### What to produce
Where the data below has the string "heading", return the whole line.

Dataset records:
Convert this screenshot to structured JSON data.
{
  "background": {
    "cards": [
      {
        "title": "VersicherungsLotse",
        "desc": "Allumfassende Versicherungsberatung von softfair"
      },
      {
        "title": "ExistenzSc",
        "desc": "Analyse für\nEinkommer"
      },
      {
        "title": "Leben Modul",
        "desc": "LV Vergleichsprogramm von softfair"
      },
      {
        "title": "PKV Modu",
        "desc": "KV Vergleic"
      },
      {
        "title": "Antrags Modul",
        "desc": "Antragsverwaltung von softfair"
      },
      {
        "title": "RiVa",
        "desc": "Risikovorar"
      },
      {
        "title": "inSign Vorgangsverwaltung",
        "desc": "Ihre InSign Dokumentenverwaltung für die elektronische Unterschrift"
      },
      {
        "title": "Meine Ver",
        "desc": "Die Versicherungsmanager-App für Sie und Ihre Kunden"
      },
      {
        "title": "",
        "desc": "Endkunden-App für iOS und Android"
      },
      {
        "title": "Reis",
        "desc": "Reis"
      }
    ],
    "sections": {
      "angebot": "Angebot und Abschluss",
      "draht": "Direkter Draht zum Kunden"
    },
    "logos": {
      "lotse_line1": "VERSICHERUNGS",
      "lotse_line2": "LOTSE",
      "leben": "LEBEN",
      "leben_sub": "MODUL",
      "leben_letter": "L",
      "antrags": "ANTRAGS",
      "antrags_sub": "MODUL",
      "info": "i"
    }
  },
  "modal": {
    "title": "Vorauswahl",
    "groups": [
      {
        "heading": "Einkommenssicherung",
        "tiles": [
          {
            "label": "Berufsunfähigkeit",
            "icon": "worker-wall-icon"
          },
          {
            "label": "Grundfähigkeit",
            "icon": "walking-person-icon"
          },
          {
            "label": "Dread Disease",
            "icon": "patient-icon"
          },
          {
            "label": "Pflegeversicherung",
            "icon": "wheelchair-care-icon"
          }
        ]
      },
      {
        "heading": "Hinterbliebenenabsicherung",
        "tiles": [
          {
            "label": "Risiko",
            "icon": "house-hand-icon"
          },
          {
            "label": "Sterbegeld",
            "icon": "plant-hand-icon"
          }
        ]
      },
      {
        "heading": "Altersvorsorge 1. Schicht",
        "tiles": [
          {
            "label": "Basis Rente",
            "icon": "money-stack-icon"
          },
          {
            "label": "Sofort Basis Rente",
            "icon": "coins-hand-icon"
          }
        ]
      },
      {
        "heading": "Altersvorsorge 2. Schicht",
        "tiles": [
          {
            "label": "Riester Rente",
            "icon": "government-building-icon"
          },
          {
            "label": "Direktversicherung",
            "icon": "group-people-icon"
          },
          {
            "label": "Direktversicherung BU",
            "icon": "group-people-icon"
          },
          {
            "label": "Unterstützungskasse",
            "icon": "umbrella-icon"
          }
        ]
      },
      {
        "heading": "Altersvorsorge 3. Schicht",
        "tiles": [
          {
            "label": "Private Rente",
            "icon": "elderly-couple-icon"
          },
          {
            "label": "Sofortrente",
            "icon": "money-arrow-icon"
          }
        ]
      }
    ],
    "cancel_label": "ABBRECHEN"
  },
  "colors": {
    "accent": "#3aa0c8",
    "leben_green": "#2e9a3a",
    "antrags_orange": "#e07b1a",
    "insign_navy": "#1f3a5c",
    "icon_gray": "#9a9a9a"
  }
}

### Response to the exercise
        "heading": "Einkommenssicherung",
        "heading": "Hinterbliebenenabsicherung",
        "heading": "Altersvorsorge 1. Schicht",
        "heading": "Altersvorsorge 2. Schicht",
        "heading": "Altersvorsorge 3. Schicht",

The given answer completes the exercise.